(Source records)
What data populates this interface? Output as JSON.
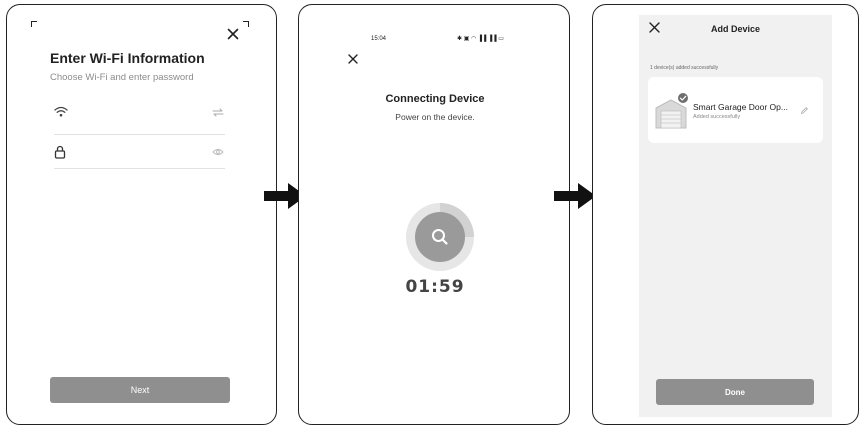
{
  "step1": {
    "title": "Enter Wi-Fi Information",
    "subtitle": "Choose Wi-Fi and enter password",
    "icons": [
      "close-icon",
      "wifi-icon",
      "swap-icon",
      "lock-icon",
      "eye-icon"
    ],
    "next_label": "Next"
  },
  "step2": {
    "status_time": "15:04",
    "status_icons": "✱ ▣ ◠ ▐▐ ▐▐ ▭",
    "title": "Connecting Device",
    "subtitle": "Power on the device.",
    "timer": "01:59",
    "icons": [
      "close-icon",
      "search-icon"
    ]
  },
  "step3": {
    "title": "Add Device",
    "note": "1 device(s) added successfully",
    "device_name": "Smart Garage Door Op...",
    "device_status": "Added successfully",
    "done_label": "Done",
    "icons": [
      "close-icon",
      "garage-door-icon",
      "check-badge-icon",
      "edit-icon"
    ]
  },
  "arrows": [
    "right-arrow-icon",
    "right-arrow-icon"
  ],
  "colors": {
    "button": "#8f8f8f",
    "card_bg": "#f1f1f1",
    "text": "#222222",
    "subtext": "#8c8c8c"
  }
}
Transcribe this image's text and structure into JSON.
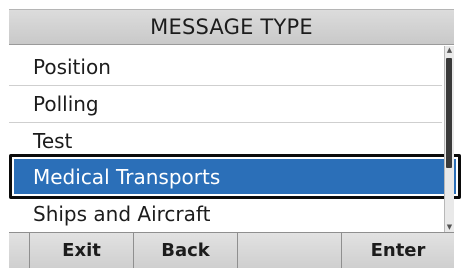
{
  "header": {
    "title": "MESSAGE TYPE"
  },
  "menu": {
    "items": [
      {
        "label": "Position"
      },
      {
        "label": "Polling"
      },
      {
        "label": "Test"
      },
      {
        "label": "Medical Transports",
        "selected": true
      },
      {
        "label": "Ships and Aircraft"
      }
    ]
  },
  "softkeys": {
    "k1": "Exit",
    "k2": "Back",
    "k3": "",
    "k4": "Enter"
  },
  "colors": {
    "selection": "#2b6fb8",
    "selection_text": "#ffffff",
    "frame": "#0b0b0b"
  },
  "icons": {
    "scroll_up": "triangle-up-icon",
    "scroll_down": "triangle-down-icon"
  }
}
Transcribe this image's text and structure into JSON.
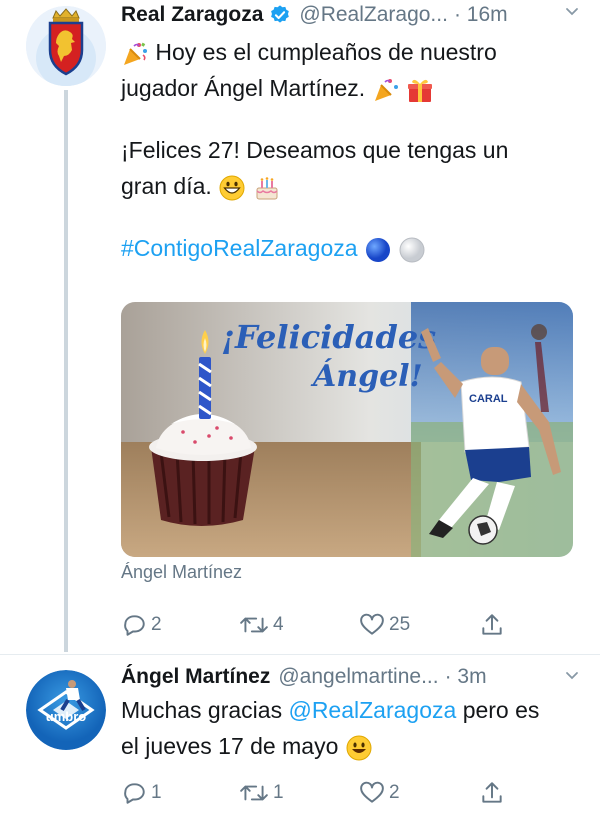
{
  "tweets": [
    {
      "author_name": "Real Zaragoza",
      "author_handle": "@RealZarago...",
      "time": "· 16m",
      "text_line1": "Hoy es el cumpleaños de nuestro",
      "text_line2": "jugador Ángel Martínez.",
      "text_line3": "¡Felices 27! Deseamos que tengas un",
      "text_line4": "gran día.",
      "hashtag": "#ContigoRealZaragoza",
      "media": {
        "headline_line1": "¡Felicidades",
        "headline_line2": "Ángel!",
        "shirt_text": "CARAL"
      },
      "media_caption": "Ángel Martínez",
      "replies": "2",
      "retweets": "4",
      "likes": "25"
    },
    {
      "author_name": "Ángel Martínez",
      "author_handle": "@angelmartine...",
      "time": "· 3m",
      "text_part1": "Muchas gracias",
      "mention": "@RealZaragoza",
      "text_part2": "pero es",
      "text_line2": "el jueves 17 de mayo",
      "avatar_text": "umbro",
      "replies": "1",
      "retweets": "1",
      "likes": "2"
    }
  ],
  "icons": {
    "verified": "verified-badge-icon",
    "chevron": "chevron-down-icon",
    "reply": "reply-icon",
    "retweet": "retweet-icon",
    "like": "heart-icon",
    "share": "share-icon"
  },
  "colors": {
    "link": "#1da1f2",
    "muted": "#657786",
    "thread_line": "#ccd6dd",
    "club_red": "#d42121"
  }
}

**Instruction:** Above are the records; copy every line in them that holds the word "badge".

**Task solution:**
      "check-badge-icon",
    "verified": "verified-badge-icon",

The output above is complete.